Written request -
Answer these questions about the Vietnam travel passage:
1. How many hours in the sky does the writer count for the San Francisco–Hong Kong leg across all seven trips?
2. What does the writer liken the airplane to?
3. Where were the writer's first and second trips to Vietnam spent?

-- BEGIN Extract provided --

This is my seventh visit to Vietnam. Seven trips, back and forth across the great expanse. If I added up all the hours spent on just one leg of the trip—San Francisco to Hong Kong and back—it would be 182 hours in the sky. Over one week on just these seven trips.

That’s a lot of time to spend in a vehicle that I liken to an empty toilet paper tube with wings. A lot of time spent sitting, eating, and sleeping in the company of strangers. As someone who doesn’t necessarily enjoy being in such close proximity to people I don’t know who sniffle, snore, and sweat, it is noteworthy, then, that I can muster the mental fortitude to make the slog again and again. The reason I do it, the reason anyone does it, of course, is for what waits on the other side.

My first trip to Vietnam, I wandered the streets of Saigon, lost but unafraid, except perhaps any time I stepped off a curb and into the onslaught of motorbikes, which parted and flowed around me as if I were a boulder in a rushing river. That and my second trip were spent solely in Saigon, or Ho Chi Minh City, which is a sensual feast and assault all at once.

The roads are clogged with motor scooters, and not just one person per scooter but entire families and small businesses transported on two small tires. There are rickshaws, bicycles, small cars, SUVs, tourist vans with sleeping Japanese or Koreans, and the ubiquitous container trucks, what we call semis, reminding us that this place is being rebuilt before our very eyes.

-- END Extract provided --
-- BEGIN Record extracts --

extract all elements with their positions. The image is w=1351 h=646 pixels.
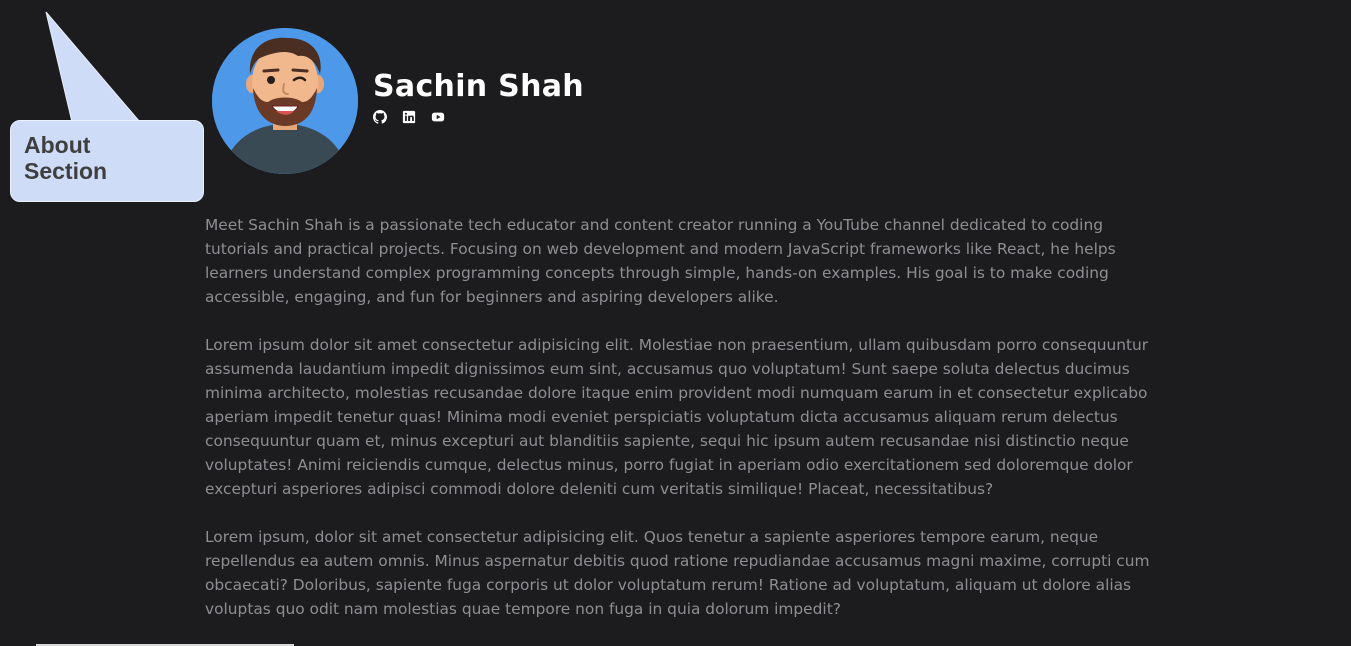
page: About Section Sachin Shah Meet Sachin Sh…	[0, 0, 1351, 646]
profile-name: Sachin Shah	[373, 69, 584, 104]
about-section: Meet Sachin Shah is a passionate tech ed…	[205, 213, 1150, 645]
youtube-icon[interactable]	[431, 110, 445, 124]
github-icon[interactable]	[373, 110, 387, 124]
linkedin-icon[interactable]	[402, 110, 416, 124]
about-paragraph-intro: Meet Sachin Shah is a passionate tech ed…	[205, 216, 1116, 306]
about-paragraph-2: Lorem ipsum dolor sit amet consectetur a…	[205, 336, 1149, 498]
social-links	[373, 110, 445, 124]
avatar-illustration	[212, 28, 358, 174]
avatar	[212, 28, 358, 174]
callout-label: About Section	[24, 132, 108, 184]
about-paragraph-3: Lorem ipsum, dolor sit amet consectetur …	[205, 528, 1150, 618]
about-section-callout: About Section	[10, 120, 204, 202]
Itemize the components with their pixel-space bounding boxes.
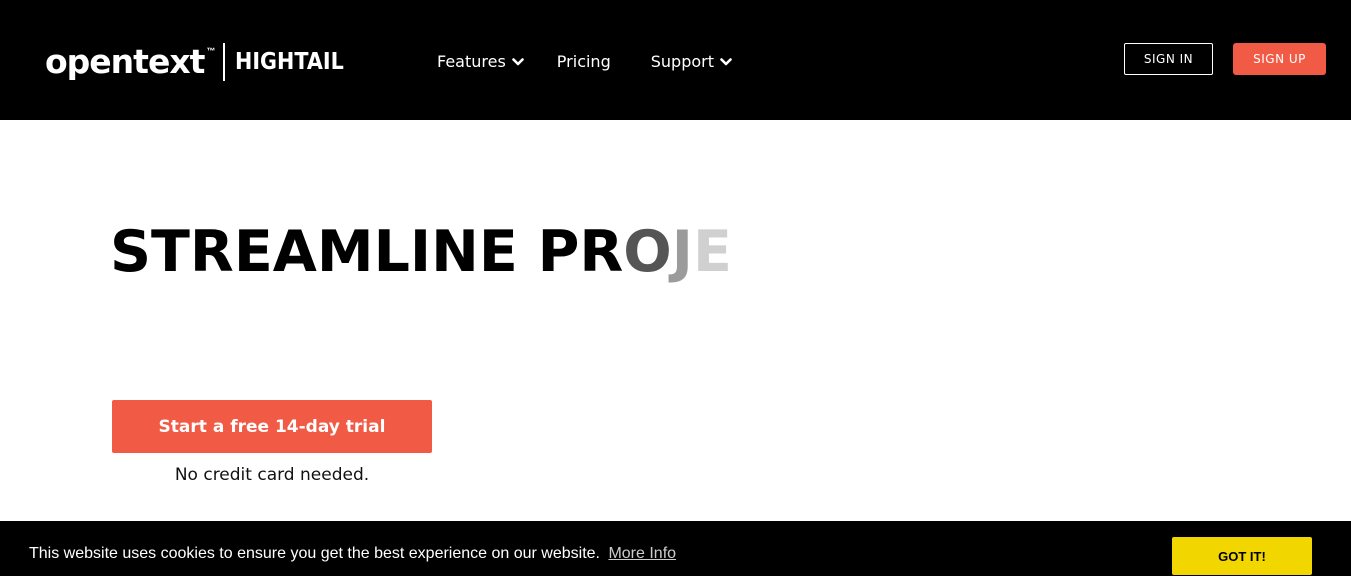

-- END Record extracts --

Correct answer -
1. 182 hours.
2. An empty toilet paper tube with wings.
3. Solely in Saigon, or Ho Chi Minh City.